◆ Provided entries:
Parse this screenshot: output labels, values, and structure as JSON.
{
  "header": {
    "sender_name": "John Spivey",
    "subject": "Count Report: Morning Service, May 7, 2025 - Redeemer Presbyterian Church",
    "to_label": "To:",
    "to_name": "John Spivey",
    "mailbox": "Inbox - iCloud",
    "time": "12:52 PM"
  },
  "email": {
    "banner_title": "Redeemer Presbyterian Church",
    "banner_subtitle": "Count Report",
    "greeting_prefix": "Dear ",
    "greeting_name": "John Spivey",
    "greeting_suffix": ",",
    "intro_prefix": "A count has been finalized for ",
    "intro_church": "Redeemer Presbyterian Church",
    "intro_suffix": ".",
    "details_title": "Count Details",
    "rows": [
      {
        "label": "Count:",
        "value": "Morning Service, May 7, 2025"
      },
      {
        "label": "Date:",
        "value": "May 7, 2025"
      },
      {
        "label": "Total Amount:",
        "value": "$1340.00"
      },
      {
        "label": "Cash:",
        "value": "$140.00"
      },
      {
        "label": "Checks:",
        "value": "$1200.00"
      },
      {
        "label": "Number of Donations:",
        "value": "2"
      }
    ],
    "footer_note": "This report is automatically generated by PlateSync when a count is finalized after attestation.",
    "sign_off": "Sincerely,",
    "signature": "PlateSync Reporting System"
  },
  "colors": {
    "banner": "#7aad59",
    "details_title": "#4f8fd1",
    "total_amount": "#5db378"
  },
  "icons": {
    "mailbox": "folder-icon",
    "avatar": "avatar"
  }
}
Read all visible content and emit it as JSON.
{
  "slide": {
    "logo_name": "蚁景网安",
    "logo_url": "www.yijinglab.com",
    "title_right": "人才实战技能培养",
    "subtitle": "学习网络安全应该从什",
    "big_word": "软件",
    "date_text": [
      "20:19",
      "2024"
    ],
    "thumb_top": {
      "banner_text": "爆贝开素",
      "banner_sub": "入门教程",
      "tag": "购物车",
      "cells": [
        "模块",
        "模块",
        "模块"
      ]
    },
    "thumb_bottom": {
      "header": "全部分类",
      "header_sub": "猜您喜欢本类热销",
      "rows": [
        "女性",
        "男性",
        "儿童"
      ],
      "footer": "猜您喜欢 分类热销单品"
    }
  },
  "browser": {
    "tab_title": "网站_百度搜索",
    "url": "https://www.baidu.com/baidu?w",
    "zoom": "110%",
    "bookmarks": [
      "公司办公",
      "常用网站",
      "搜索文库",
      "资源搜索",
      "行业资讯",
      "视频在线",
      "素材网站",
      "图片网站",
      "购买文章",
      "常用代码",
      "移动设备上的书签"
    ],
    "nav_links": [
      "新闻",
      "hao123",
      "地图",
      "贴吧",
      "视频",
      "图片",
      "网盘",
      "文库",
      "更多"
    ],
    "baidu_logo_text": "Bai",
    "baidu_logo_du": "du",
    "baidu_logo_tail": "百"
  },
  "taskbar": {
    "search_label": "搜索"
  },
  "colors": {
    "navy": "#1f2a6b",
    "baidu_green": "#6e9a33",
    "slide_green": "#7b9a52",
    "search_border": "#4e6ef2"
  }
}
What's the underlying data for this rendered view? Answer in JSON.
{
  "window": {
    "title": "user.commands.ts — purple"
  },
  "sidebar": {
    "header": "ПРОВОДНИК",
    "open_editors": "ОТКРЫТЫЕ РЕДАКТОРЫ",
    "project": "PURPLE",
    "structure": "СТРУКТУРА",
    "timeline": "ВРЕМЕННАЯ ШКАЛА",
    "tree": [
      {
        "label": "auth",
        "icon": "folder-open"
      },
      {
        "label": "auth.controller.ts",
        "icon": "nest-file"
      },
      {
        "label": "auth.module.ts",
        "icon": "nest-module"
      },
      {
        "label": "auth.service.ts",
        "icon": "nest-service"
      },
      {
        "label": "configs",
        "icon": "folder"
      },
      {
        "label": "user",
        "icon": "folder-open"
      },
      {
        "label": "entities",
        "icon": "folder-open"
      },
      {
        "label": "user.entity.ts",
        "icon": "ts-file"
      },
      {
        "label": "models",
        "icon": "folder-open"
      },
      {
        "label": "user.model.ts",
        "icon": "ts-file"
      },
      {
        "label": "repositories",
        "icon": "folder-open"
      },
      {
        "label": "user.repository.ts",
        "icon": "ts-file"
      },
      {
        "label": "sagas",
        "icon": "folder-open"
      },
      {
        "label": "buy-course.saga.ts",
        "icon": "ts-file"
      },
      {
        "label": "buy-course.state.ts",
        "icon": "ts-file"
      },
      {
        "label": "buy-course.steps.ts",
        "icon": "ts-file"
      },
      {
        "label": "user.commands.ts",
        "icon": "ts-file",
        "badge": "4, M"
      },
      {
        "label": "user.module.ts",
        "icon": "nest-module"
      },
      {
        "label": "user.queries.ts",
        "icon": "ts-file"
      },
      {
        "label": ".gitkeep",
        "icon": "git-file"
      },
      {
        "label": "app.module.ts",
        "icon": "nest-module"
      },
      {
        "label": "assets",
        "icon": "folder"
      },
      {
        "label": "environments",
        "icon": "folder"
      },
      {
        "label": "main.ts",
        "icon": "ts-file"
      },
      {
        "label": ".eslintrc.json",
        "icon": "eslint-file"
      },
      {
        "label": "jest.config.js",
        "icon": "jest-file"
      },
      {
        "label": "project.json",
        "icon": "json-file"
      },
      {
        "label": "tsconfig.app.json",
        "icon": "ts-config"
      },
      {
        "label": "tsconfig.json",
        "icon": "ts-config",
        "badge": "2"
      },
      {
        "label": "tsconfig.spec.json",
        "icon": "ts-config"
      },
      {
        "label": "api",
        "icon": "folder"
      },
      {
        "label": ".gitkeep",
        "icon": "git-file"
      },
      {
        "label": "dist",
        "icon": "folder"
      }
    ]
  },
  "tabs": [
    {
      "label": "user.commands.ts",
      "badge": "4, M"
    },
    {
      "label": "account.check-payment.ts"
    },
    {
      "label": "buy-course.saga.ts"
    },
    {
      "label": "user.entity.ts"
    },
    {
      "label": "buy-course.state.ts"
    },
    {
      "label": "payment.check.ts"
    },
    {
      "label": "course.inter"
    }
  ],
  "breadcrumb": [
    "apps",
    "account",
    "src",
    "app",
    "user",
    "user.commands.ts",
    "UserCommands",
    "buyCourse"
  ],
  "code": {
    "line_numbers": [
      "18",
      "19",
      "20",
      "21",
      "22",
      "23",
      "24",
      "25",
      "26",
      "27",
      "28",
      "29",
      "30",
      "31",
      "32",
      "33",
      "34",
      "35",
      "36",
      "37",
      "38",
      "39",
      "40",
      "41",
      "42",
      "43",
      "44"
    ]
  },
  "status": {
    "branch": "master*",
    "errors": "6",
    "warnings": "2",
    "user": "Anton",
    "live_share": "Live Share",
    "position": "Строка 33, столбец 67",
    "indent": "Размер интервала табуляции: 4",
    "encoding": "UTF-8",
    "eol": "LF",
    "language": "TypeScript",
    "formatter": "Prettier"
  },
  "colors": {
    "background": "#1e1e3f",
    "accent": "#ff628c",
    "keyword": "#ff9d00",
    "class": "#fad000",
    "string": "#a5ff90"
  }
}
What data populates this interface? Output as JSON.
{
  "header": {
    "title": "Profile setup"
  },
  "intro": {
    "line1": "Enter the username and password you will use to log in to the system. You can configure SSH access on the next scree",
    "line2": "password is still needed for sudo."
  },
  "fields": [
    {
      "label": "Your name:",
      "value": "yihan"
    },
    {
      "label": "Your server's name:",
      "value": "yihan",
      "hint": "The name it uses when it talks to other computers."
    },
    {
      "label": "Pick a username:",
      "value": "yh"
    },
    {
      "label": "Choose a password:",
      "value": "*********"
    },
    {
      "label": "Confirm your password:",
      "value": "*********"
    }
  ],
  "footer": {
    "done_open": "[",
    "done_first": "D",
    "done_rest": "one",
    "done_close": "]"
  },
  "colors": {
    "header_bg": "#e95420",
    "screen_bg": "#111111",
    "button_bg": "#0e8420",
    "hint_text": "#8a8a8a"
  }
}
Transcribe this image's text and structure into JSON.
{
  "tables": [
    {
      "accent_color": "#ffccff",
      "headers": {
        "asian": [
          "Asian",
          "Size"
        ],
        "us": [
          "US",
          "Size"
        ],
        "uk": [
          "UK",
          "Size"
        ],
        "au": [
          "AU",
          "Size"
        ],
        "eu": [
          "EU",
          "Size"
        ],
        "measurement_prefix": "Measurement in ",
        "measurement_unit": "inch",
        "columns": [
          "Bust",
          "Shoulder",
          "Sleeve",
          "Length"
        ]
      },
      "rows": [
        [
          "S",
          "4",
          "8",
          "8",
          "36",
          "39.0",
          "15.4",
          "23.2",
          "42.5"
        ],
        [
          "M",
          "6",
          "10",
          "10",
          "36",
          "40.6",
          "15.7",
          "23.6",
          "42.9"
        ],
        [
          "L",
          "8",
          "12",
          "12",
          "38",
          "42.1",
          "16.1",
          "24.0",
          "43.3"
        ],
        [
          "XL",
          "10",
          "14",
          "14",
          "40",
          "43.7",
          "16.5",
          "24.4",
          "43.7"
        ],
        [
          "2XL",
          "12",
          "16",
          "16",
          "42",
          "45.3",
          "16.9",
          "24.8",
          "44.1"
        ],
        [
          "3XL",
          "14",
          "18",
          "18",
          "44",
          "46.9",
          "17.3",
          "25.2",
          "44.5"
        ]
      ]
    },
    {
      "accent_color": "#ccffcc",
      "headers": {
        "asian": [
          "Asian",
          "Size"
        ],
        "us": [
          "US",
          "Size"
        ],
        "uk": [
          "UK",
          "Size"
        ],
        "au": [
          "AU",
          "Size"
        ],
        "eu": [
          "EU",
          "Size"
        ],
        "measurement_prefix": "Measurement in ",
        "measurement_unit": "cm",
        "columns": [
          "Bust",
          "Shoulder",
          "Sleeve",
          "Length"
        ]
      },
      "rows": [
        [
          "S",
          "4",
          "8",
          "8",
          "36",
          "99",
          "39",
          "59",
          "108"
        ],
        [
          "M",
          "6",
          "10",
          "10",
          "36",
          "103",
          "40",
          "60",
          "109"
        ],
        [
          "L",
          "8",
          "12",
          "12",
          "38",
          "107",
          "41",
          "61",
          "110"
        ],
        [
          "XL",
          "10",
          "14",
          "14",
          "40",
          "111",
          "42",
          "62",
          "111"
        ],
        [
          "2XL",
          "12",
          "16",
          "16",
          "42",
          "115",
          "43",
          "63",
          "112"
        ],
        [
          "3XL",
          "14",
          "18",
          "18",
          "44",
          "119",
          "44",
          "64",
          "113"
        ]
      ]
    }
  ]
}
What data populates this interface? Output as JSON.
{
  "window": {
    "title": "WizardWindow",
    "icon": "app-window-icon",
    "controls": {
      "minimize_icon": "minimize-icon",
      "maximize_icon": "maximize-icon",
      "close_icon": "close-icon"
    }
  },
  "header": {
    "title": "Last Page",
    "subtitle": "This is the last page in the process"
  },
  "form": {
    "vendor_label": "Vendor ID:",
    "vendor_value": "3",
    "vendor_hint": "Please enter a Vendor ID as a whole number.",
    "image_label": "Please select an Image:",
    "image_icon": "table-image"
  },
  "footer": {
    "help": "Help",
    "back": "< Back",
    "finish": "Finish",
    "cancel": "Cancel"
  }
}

◆ Stated goal: From the listing above, pick out each line where the word "structure" appears.

◆ Correct answer:
Parse this screenshot: output labels, values, and structure as JSON.
    "structure": "СТРУКТУРА",
Transcribe this image's text and structure into JSON.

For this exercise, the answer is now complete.